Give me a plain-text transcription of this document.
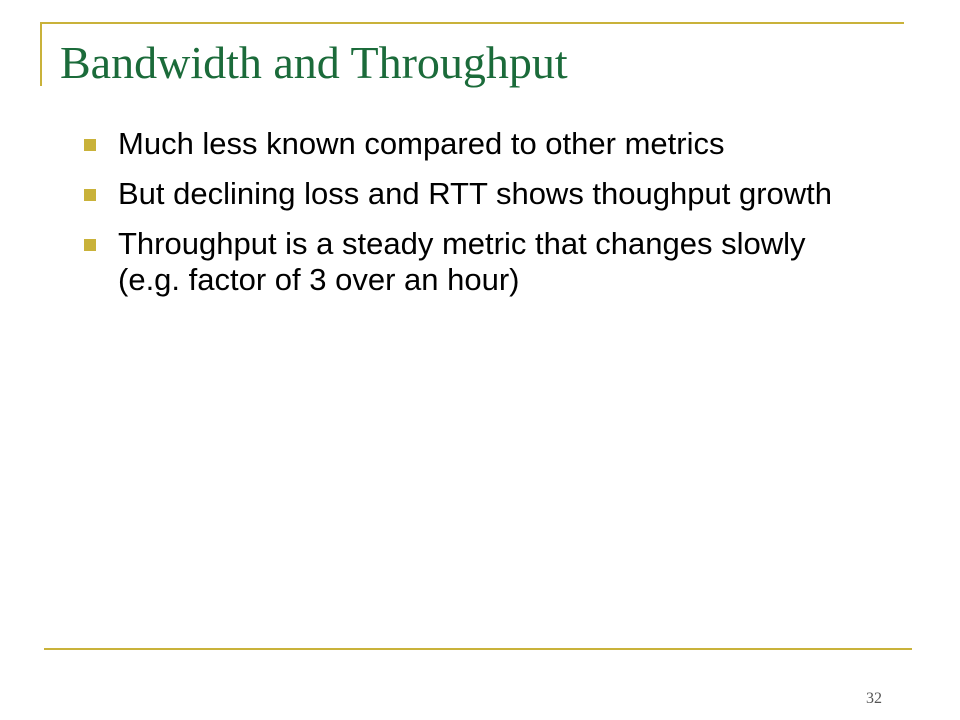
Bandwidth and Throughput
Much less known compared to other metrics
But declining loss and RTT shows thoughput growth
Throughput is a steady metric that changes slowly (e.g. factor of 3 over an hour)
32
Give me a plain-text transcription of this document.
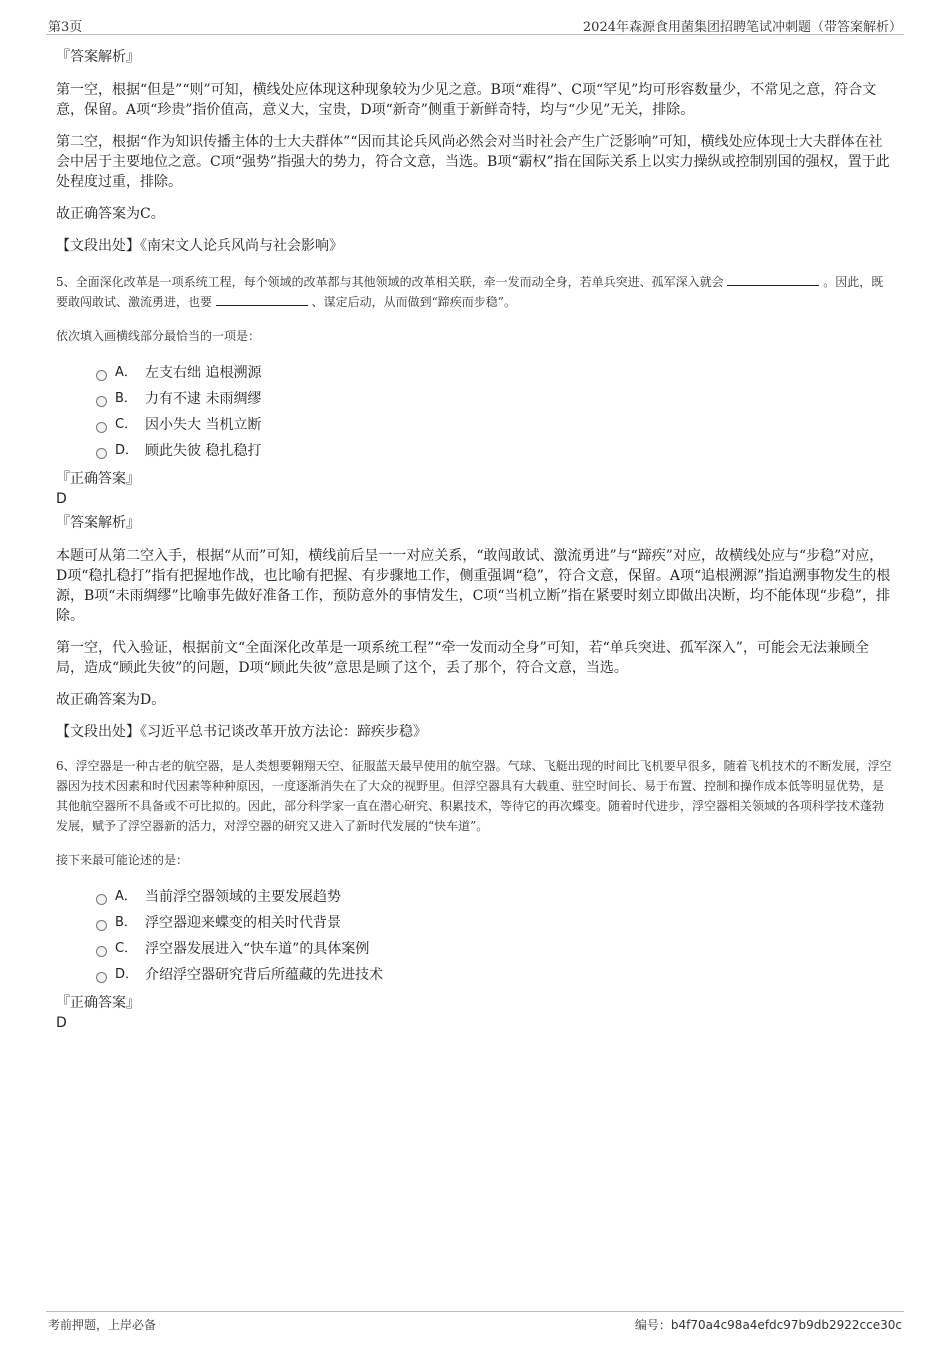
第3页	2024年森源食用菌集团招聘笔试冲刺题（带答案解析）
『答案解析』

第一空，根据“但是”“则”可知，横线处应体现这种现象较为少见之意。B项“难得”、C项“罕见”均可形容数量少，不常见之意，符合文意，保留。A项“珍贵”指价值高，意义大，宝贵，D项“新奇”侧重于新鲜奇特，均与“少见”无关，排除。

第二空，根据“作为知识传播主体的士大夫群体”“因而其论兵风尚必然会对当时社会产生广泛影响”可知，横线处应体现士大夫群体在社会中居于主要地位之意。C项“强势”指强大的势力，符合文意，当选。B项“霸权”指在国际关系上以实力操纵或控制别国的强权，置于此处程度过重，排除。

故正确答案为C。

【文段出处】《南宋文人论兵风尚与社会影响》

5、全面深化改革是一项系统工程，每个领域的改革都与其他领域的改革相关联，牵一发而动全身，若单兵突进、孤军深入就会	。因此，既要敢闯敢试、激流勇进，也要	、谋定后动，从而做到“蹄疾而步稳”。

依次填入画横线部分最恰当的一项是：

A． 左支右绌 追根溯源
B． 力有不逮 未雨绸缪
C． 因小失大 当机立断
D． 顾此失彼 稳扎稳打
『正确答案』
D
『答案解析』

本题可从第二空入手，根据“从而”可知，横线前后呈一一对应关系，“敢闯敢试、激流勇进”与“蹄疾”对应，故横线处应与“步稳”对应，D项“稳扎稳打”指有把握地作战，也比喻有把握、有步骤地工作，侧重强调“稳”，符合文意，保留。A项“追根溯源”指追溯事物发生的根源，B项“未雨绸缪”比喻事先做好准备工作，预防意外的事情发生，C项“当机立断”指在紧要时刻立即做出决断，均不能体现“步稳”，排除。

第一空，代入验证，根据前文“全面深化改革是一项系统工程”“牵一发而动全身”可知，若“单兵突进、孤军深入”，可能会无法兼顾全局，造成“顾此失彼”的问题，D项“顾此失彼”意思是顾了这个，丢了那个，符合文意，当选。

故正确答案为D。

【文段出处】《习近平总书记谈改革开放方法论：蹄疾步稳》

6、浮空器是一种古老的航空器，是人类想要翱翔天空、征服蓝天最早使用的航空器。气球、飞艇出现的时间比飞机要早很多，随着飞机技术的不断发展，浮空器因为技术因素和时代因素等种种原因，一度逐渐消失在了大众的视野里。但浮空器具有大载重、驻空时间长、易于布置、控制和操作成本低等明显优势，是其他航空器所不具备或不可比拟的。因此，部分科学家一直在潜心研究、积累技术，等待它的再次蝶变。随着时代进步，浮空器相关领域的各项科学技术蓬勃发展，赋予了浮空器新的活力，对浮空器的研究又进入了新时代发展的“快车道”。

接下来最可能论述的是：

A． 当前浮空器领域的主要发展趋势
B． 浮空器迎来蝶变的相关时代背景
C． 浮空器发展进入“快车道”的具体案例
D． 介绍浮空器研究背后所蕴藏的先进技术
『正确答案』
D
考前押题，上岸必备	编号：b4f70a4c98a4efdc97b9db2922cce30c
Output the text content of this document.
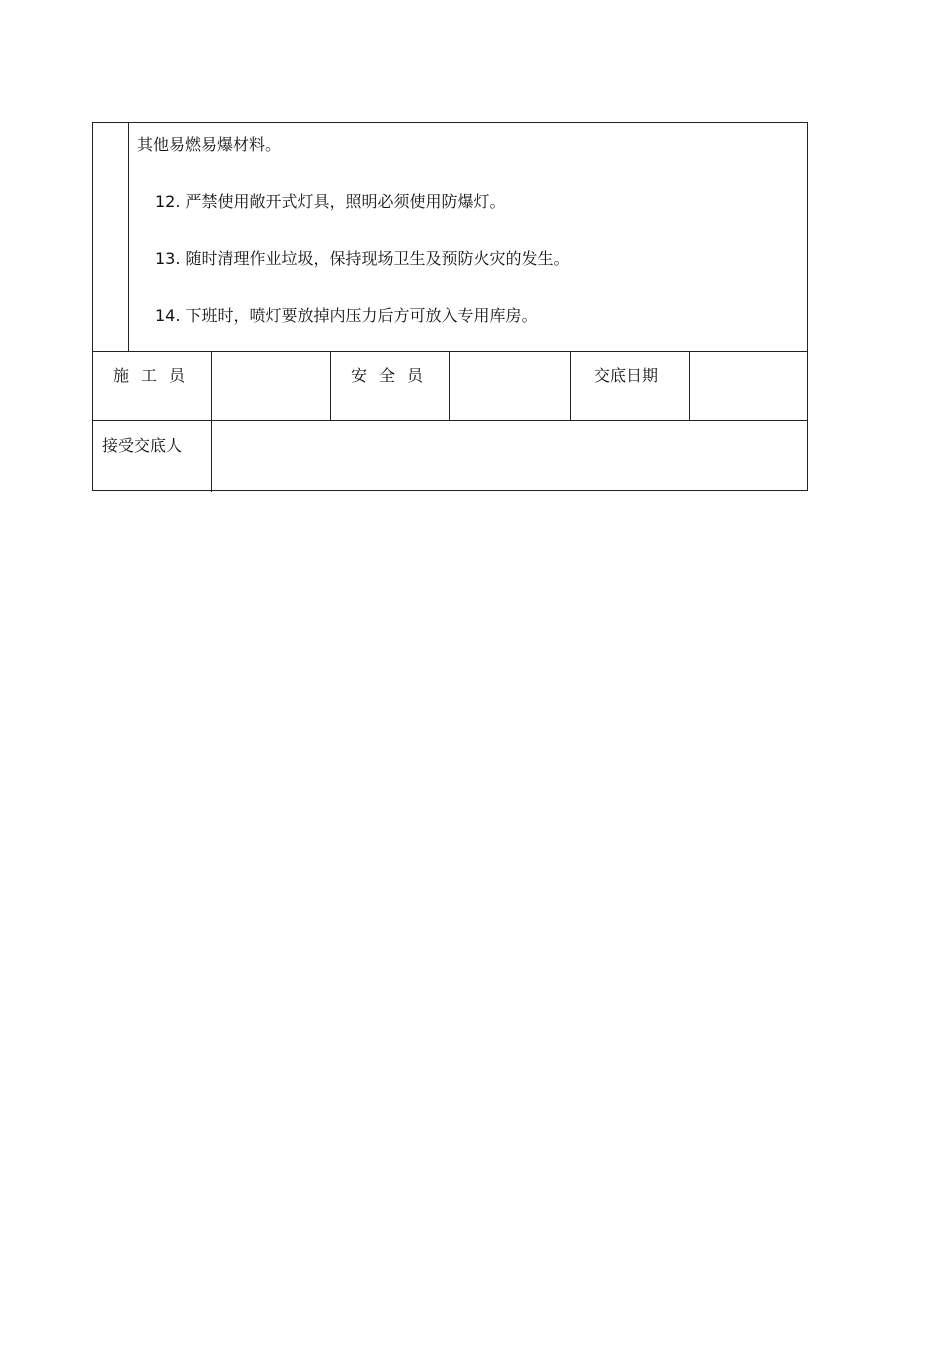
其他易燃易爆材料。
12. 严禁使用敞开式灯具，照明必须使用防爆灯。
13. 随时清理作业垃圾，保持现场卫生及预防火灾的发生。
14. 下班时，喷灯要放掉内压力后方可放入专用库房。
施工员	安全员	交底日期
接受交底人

OBJECTIVE: Each entry shown above must be quoted exactly, with its pictures left out.

TASK RESPONSE:
Give me a plain-text transcription of this document.
Bandwidth and Throughput
Much less known compared to other metrics
But declining loss and RTT shows thoughput growth
Throughput is a steady metric that changes slowly (e.g. factor of 3 over an hour)
32
Give me a plain-text transcription of this document.
第3页	2024年森源食用菌集团招聘笔试冲刺题（带答案解析）
『答案解析』

第一空，根据“但是”“则”可知，横线处应体现这种现象较为少见之意。B项“难得”、C项“罕见”均可形容数量少，不常见之意，符合文意，保留。A项“珍贵”指价值高，意义大，宝贵，D项“新奇”侧重于新鲜奇特，均与“少见”无关，排除。

第二空，根据“作为知识传播主体的士大夫群体”“因而其论兵风尚必然会对当时社会产生广泛影响”可知，横线处应体现士大夫群体在社会中居于主要地位之意。C项“强势”指强大的势力，符合文意，当选。B项“霸权”指在国际关系上以实力操纵或控制别国的强权，置于此处程度过重，排除。

故正确答案为C。

【文段出处】《南宋文人论兵风尚与社会影响》

5、全面深化改革是一项系统工程，每个领域的改革都与其他领域的改革相关联，牵一发而动全身，若单兵突进、孤军深入就会	。因此，既要敢闯敢试、激流勇进，也要	、谋定后动，从而做到“蹄疾而步稳”。

依次填入画横线部分最恰当的一项是：

A． 左支右绌 追根溯源
B． 力有不逮 未雨绸缪
C． 因小失大 当机立断
D． 顾此失彼 稳扎稳打
『正确答案』
D
『答案解析』

本题可从第二空入手，根据“从而”可知，横线前后呈一一对应关系，“敢闯敢试、激流勇进”与“蹄疾”对应，故横线处应与“步稳”对应，D项“稳扎稳打”指有把握地作战，也比喻有把握、有步骤地工作，侧重强调“稳”，符合文意，保留。A项“追根溯源”指追溯事物发生的根源，B项“未雨绸缪”比喻事先做好准备工作，预防意外的事情发生，C项“当机立断”指在紧要时刻立即做出决断，均不能体现“步稳”，排除。

第一空，代入验证，根据前文“全面深化改革是一项系统工程”“牵一发而动全身”可知，若“单兵突进、孤军深入”，可能会无法兼顾全局，造成“顾此失彼”的问题，D项“顾此失彼”意思是顾了这个，丢了那个，符合文意，当选。

故正确答案为D。

【文段出处】《习近平总书记谈改革开放方法论：蹄疾步稳》

6、浮空器是一种古老的航空器，是人类想要翱翔天空、征服蓝天最早使用的航空器。气球、飞艇出现的时间比飞机要早很多，随着飞机技术的不断发展，浮空器因为技术因素和时代因素等种种原因，一度逐渐消失在了大众的视野里。但浮空器具有大载重、驻空时间长、易于布置、控制和操作成本低等明显优势，是其他航空器所不具备或不可比拟的。因此，部分科学家一直在潜心研究、积累技术，等待它的再次蝶变。随着时代进步，浮空器相关领域的各项科学技术蓬勃发展，赋予了浮空器新的活力，对浮空器的研究又进入了新时代发展的“快车道”。

接下来最可能论述的是：

A． 当前浮空器领域的主要发展趋势
B． 浮空器迎来蝶变的相关时代背景
C． 浮空器发展进入“快车道”的具体案例
D． 介绍浮空器研究背后所蕴藏的先进技术
『正确答案』
D
考前押题，上岸必备	编号：b4f70a4c98a4efdc97b9db2922cce30c
Output the text content of this document.
其他易燃易爆材料。
12. 严禁使用敞开式灯具，照明必须使用防爆灯。
13. 随时清理作业垃圾，保持现场卫生及预防火灾的发生。
14. 下班时，喷灯要放掉内压力后方可放入专用库房。
施工员	安全员	交底日期
接受交底人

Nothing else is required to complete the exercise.